--- DATA ENTRIES ---
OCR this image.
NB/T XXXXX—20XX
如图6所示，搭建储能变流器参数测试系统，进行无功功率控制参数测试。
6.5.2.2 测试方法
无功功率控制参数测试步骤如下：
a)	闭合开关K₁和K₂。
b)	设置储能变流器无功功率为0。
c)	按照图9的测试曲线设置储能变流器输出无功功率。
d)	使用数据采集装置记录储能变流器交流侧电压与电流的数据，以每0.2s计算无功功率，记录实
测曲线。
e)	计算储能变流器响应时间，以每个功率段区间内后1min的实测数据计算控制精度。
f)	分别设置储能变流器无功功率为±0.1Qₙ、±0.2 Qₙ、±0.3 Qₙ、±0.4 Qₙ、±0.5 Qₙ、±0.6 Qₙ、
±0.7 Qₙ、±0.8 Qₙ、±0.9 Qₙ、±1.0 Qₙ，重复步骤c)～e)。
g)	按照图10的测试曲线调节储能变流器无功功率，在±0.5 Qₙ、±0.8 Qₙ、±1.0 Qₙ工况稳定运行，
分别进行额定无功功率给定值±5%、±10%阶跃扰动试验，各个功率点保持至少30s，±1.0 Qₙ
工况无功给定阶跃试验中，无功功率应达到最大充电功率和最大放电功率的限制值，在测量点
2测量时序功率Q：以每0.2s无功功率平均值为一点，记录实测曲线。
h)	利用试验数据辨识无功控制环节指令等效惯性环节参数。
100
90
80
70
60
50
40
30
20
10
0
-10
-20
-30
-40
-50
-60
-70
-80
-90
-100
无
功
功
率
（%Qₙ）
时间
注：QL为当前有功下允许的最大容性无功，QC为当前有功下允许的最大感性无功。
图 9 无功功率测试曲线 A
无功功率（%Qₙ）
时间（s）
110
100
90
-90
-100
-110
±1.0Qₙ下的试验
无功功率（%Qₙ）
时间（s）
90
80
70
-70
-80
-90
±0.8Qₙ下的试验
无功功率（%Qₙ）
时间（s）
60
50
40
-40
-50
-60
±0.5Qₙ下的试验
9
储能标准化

--- WORK TO COMPLETE ---
Retype the listing above in full, with no alterations.

--- PROBLEM SOLUTION ---
OCR this image.
NB/T XXXXX—20XX
如图6所示，搭建储能变流器参数测试系统，进行无功功率控制参数测试。
6.5.2.2 测试方法
无功功率控制参数测试步骤如下：
a)	闭合开关K₁和K₂。
b)	设置储能变流器无功功率为0。
c)	按照图9的测试曲线设置储能变流器输出无功功率。
d)	使用数据采集装置记录储能变流器交流侧电压与电流的数据，以每0.2s计算无功功率，记录实
测曲线。
e)	计算储能变流器响应时间，以每个功率段区间内后1min的实测数据计算控制精度。
f)	分别设置储能变流器无功功率为±0.1Qₙ、±0.2 Qₙ、±0.3 Qₙ、±0.4 Qₙ、±0.5 Qₙ、±0.6 Qₙ、
±0.7 Qₙ、±0.8 Qₙ、±0.9 Qₙ、±1.0 Qₙ，重复步骤c)～e)。
g)	按照图10的测试曲线调节储能变流器无功功率，在±0.5 Qₙ、±0.8 Qₙ、±1.0 Qₙ工况稳定运行，
分别进行额定无功功率给定值±5%、±10%阶跃扰动试验，各个功率点保持至少30s，±1.0 Qₙ
工况无功给定阶跃试验中，无功功率应达到最大充电功率和最大放电功率的限制值，在测量点
2测量时序功率Q：以每0.2s无功功率平均值为一点，记录实测曲线。
h)	利用试验数据辨识无功控制环节指令等效惯性环节参数。
100
90
80
70
60
50
40
30
20
10
0
-10
-20
-30
-40
-50
-60
-70
-80
-90
-100
无
功
功
率
（%Qₙ）
时间
注：QL为当前有功下允许的最大容性无功，QC为当前有功下允许的最大感性无功。
图 9 无功功率测试曲线 A
无功功率（%Qₙ）
时间（s）
110
100
90
-90
-100
-110
±1.0Qₙ下的试验
无功功率（%Qₙ）
时间（s）
90
80
70
-70
-80
-90
±0.8Qₙ下的试验
无功功率（%Qₙ）
时间（s）
60
50
40
-40
-50
-60
±0.5Qₙ下的试验
9
储能标准化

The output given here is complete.